──────── TASK MATERIAL ────────

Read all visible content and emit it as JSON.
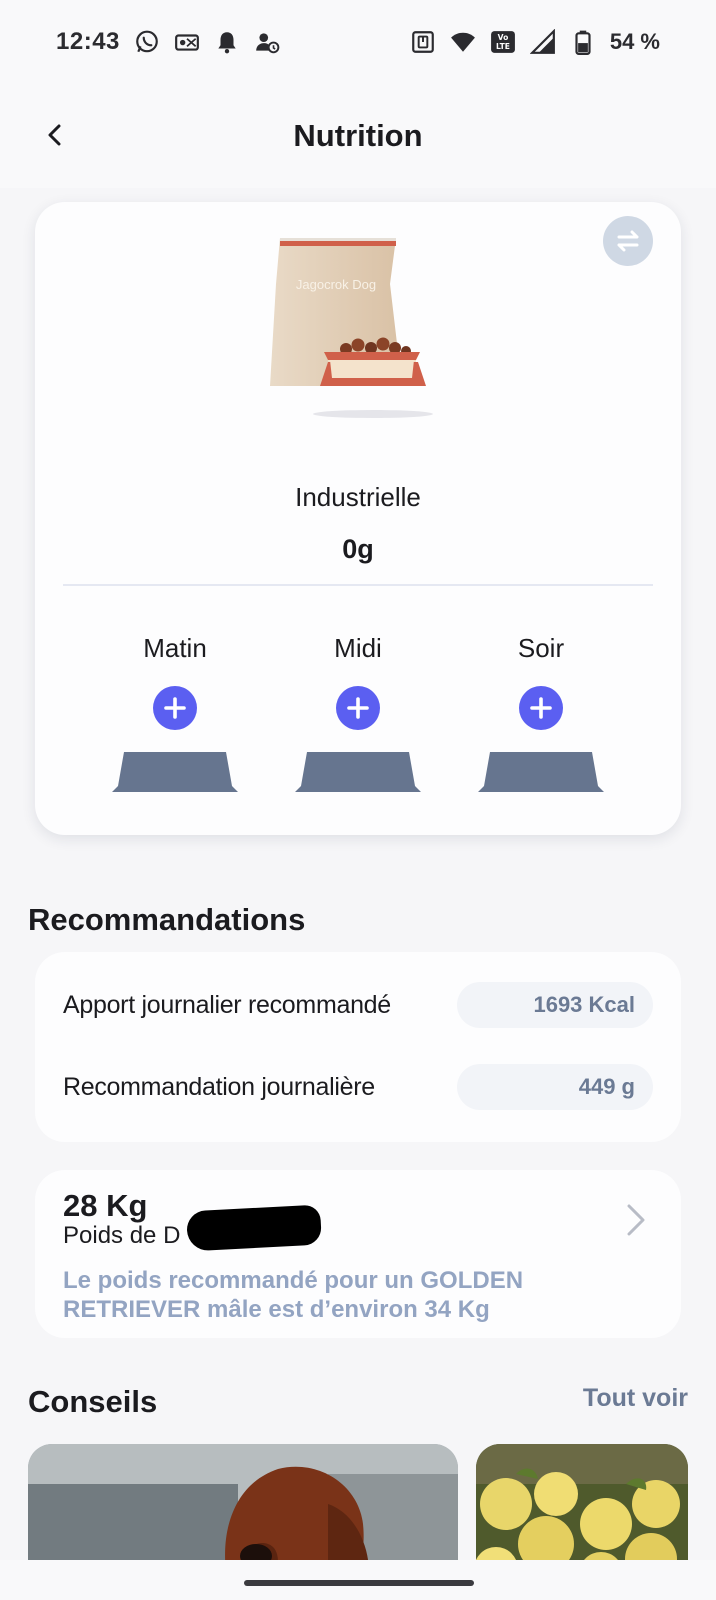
{
  "status_bar": {
    "time": "12:43",
    "battery": "54 %",
    "left_icons": [
      "whatsapp-icon",
      "voicemail-icon",
      "bell-icon",
      "alarm-icon"
    ],
    "right_icons": [
      "nfc-icon",
      "wifi-icon",
      "volte-icon",
      "signal-icon",
      "battery-icon"
    ]
  },
  "header": {
    "title": "Nutrition"
  },
  "food_card": {
    "bag_brand": "Jagocrok Dog",
    "type": "Industrielle",
    "amount": "0g",
    "meals": [
      {
        "label": "Matin"
      },
      {
        "label": "Midi"
      },
      {
        "label": "Soir"
      }
    ]
  },
  "recommendations": {
    "title": "Recommandations",
    "rows": [
      {
        "label": "Apport journalier recommandé",
        "value": "1693 Kcal"
      },
      {
        "label": "Recommandation journalière",
        "value": "449 g"
      }
    ]
  },
  "weight": {
    "value": "28 Kg",
    "label": "Poids de D",
    "note": "Le poids recommandé pour un GOLDEN RETRIEVER mâle est d’environ 34 Kg"
  },
  "tips": {
    "title": "Conseils",
    "see_all": "Tout voir"
  },
  "colors": {
    "accent": "#5b5ff1",
    "bowl": "#66758f",
    "muted_text": "#6b7a94",
    "note_text": "#93a4c2",
    "swap_button": "#cfd8e4",
    "bag_stripe": "#d0604a"
  }
}
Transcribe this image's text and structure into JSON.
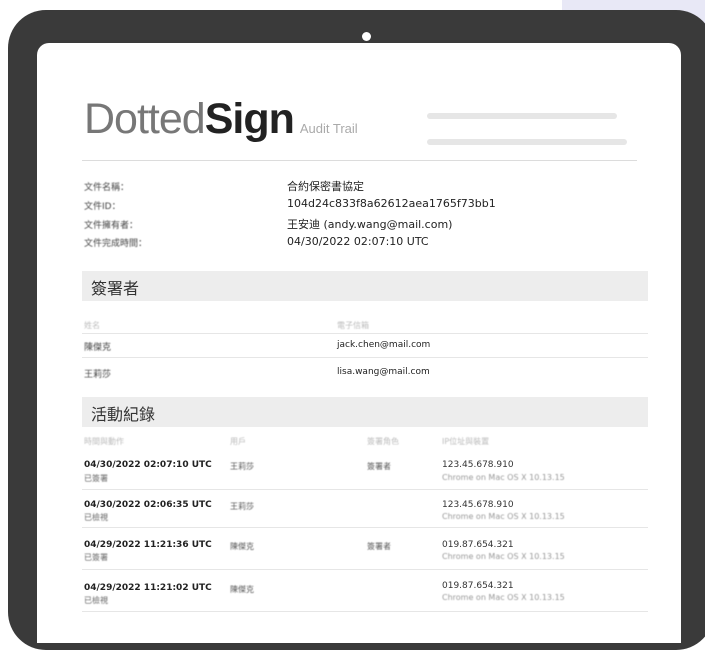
{
  "header": {
    "logo_dotted": "Dotted",
    "logo_sign": "Sign",
    "subtitle": "Audit Trail"
  },
  "document_info": {
    "labels": [
      "文件名稱：",
      "文件ID：",
      "文件擁有者：",
      "文件完成時間："
    ],
    "values": [
      "合約保密書協定",
      "104d24c833f8a62612aea1765f73bb1",
      "王安迪 (andy.wang@mail.com)",
      "04/30/2022  02:07:10  UTC"
    ]
  },
  "signers": {
    "title": "簽署者",
    "columns": [
      "姓名",
      "電子信箱"
    ],
    "rows": [
      {
        "name": "陳傑克",
        "email": "jack.chen@mail.com"
      },
      {
        "name": "王莉莎",
        "email": "lisa.wang@mail.com"
      }
    ]
  },
  "activity": {
    "title": "活動紀錄",
    "columns": [
      "時間與動作",
      "用戶",
      "簽署角色",
      "IP位址與裝置"
    ],
    "rows": [
      {
        "time": "04/30/2022  02:07:10  UTC",
        "action": "已簽署",
        "user": "王莉莎",
        "role": "簽署者",
        "ip": "123.45.678.910",
        "agent": "Chrome on Mac OS X 10.13.15"
      },
      {
        "time": "04/30/2022  02:06:35  UTC",
        "action": "已檢視",
        "user": "王莉莎",
        "role": "",
        "ip": "123.45.678.910",
        "agent": "Chrome on Mac OS X 10.13.15"
      },
      {
        "time": "04/29/2022  11:21:36  UTC",
        "action": "已簽署",
        "user": "陳傑克",
        "role": "簽署者",
        "ip": "019.87.654.321",
        "agent": "Chrome on Mac OS X 10.13.15"
      },
      {
        "time": "04/29/2022  11:21:02  UTC",
        "action": "已檢視",
        "user": "陳傑克",
        "role": "",
        "ip": "019.87.654.321",
        "agent": "Chrome on Mac OS X 10.13.15"
      }
    ]
  },
  "colors": {
    "device_frame": "#3a3a3a",
    "section_bar": "#ededed",
    "background_accent": "#e8e8f6"
  }
}
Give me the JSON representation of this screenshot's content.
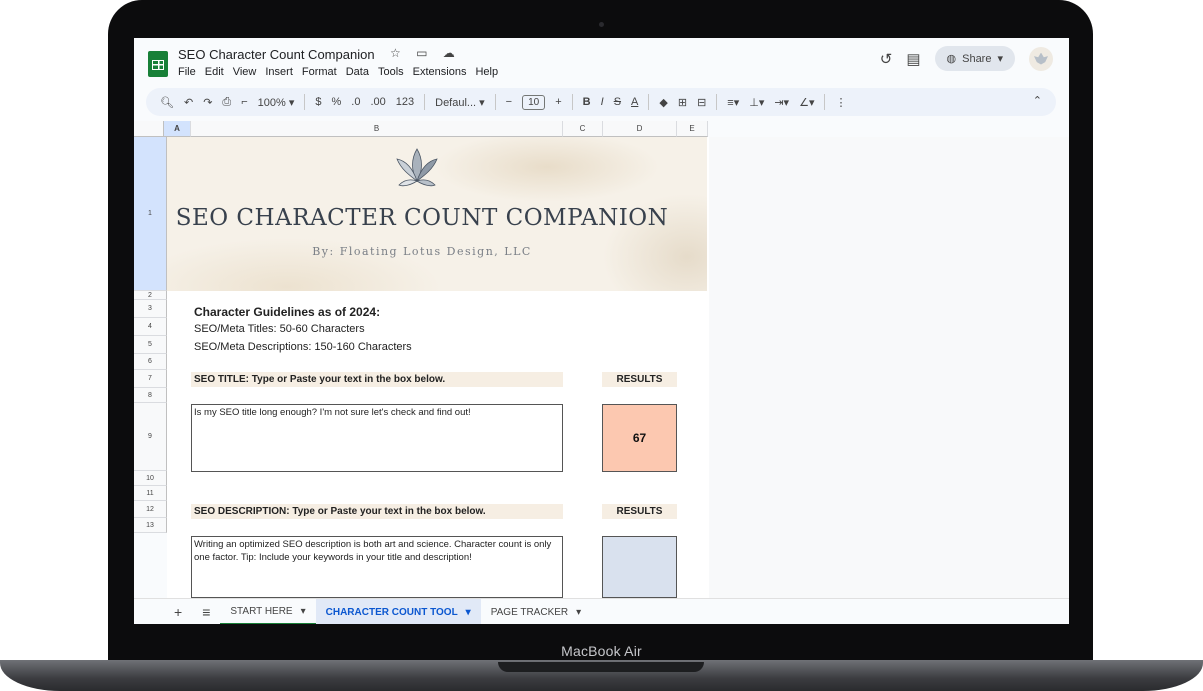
{
  "device": {
    "brand_label": "MacBook Air"
  },
  "app": {
    "title": "SEO Character Count Companion",
    "menu": [
      "File",
      "Edit",
      "View",
      "Insert",
      "Format",
      "Data",
      "Tools",
      "Extensions",
      "Help"
    ],
    "share_label": "Share",
    "title_icons": "☆ ▭ ☁"
  },
  "toolbar": {
    "zoom": "100%",
    "currency": "$",
    "percent": "%",
    "dec_less": ".0",
    "dec_more": ".00",
    "number_format": "123",
    "font": "Defaul...",
    "font_size": "10",
    "bold": "B",
    "italic": "I",
    "strike": "S",
    "text_color": "A"
  },
  "grid": {
    "columns": [
      "A",
      "B",
      "C",
      "D",
      "E"
    ],
    "rows": [
      "1",
      "2",
      "3",
      "4",
      "5",
      "6",
      "7",
      "8",
      "9",
      "10",
      "11",
      "12",
      "13"
    ]
  },
  "banner": {
    "title": "SEO CHARACTER COUNT COMPANION",
    "subtitle": "By: Floating Lotus Design, LLC"
  },
  "content": {
    "guidelines_title": "Character Guidelines as of 2024:",
    "guideline_titles": "SEO/Meta Titles: 50-60 Characters",
    "guideline_descriptions": "SEO/Meta Descriptions: 150-160 Characters",
    "seo_title_label": "SEO TITLE: Type or Paste your text in the box below.",
    "results_label": "RESULTS",
    "seo_title_text": "Is my SEO title long enough? I'm not sure let's check and find out!",
    "seo_title_result": "67",
    "seo_title_result_color": "#fcc8b0",
    "seo_desc_label": "SEO DESCRIPTION: Type or Paste your text in the box below.",
    "seo_desc_text": "Writing an optimized SEO description is both art and science. Character count is only one factor. Tip: Include your keywords in your title and description!",
    "seo_desc_result": "",
    "seo_desc_result_color": "#d9e1ee"
  },
  "sheets": {
    "add_icon": "+",
    "list_icon": "≡",
    "tabs": [
      "START HERE",
      "CHARACTER COUNT TOOL",
      "PAGE TRACKER"
    ]
  }
}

────────

◆ WHAT THE EXERCISE ASKS:
Using the material above, gather every line that includes "subtitle".

◆ RESPONSE TO THE EXERCISE:
    "subtitle": "Audit Trail"
    "subtitle": "By: Floating Lotus Design, LLC"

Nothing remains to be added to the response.